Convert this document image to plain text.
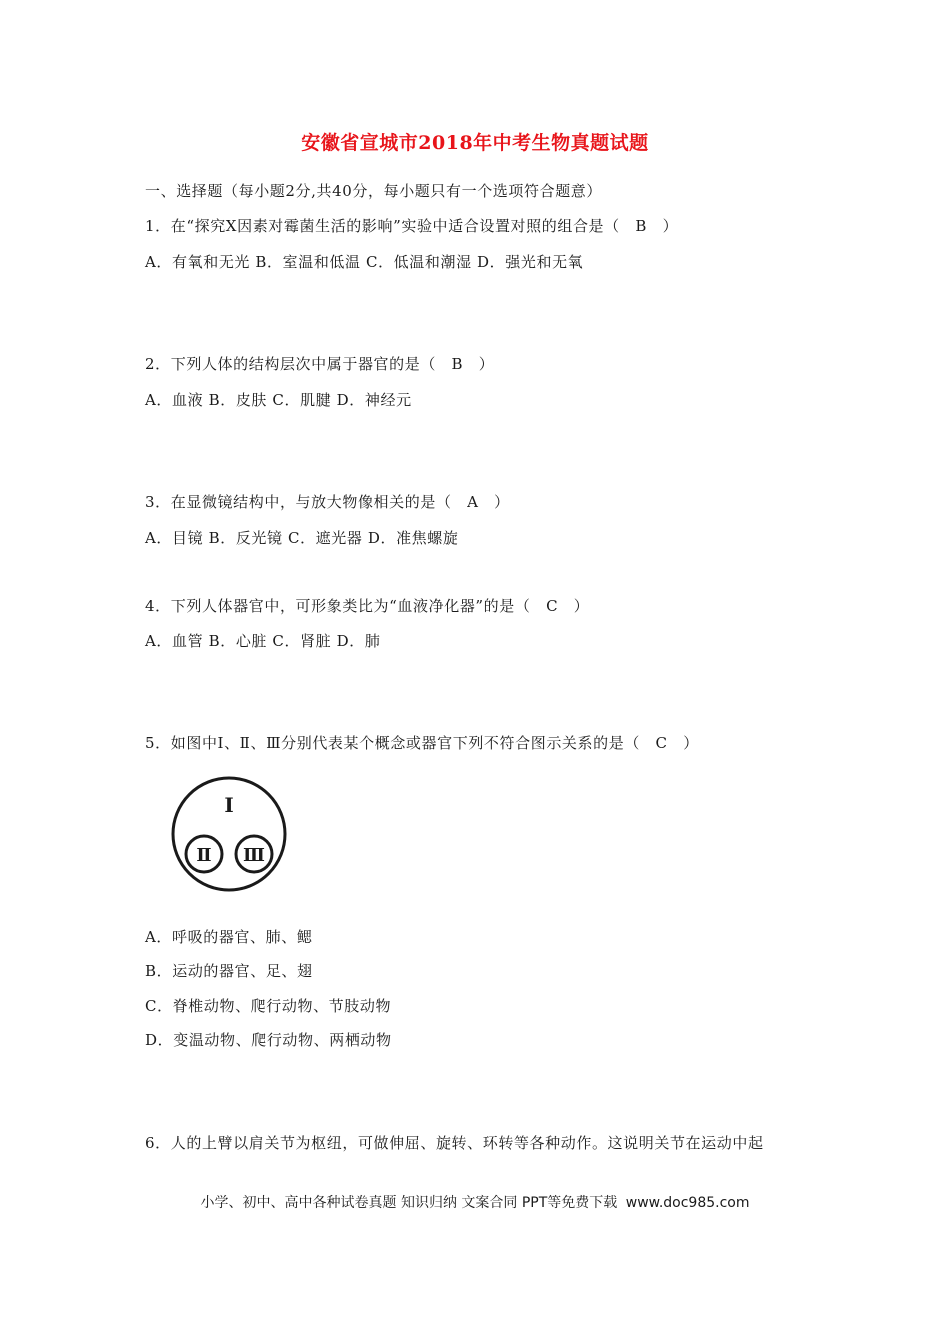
安徽省宣城市2018年中考生物真题试题
一、选择题（每小题2分,共40分，每小题只有一个选项符合题意）
1．在“探究X因素对霉菌生活的影响”实验中适合设置对照的组合是（　B　）
A．有氧和无光 B．室温和低温 C．低温和潮湿 D．强光和无氧
2．下列人体的结构层次中属于器官的是（　B　）
A．血液 B．皮肤 C．肌腱 D．神经元
3．在显微镜结构中，与放大物像相关的是（　A　）
A．目镜 B．反光镜 C．遮光器 D．准焦螺旋
4．下列人体器官中，可形象类比为“血液净化器”的是（　C　）
A．血管 B．心脏 C．肾脏 D．肺
5．如图中Ⅰ、Ⅱ、Ⅲ分别代表某个概念或器官下列不符合图示关系的是（　C　）
Ⅰ
Ⅱ Ⅲ
A．呼吸的器官、肺、鳃
B．运动的器官、足、翅
C．脊椎动物、爬行动物、节肢动物
D．变温动物、爬行动物、两栖动物
6．人的上臂以肩关节为枢纽，可做伸屈、旋转、环转等各种动作。这说明关节在运动中起
小学、初中、高中各种试卷真题 知识归纳 文案合同 PPT等免费下载 www.doc985.com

■ ■ ■ ■

• WHAT THE TASK ASKS:
Without including any pictures, print all of the material exactly as given.

• WRITTEN RESPONSE:
Convert this document image to plain text.
安徽省宣城市2018年中考生物真题试题
一、选择题（每小题2分,共40分，每小题只有一个选项符合题意）
1．在“探究X因素对霉菌生活的影响”实验中适合设置对照的组合是（　B　）
A．有氧和无光 B．室温和低温 C．低温和潮湿 D．强光和无氧
2．下列人体的结构层次中属于器官的是（　B　）
A．血液 B．皮肤 C．肌腱 D．神经元
3．在显微镜结构中，与放大物像相关的是（　A　）
A．目镜 B．反光镜 C．遮光器 D．准焦螺旋
4．下列人体器官中，可形象类比为“血液净化器”的是（　C　）
A．血管 B．心脏 C．肾脏 D．肺
5．如图中Ⅰ、Ⅱ、Ⅲ分别代表某个概念或器官下列不符合图示关系的是（　C　）
Ⅰ
Ⅱ Ⅲ
A．呼吸的器官、肺、鳃
B．运动的器官、足、翅
C．脊椎动物、爬行动物、节肢动物
D．变温动物、爬行动物、两栖动物
6．人的上臂以肩关节为枢纽，可做伸屈、旋转、环转等各种动作。这说明关节在运动中起
小学、初中、高中各种试卷真题 知识归纳 文案合同 PPT等免费下载 www.doc985.com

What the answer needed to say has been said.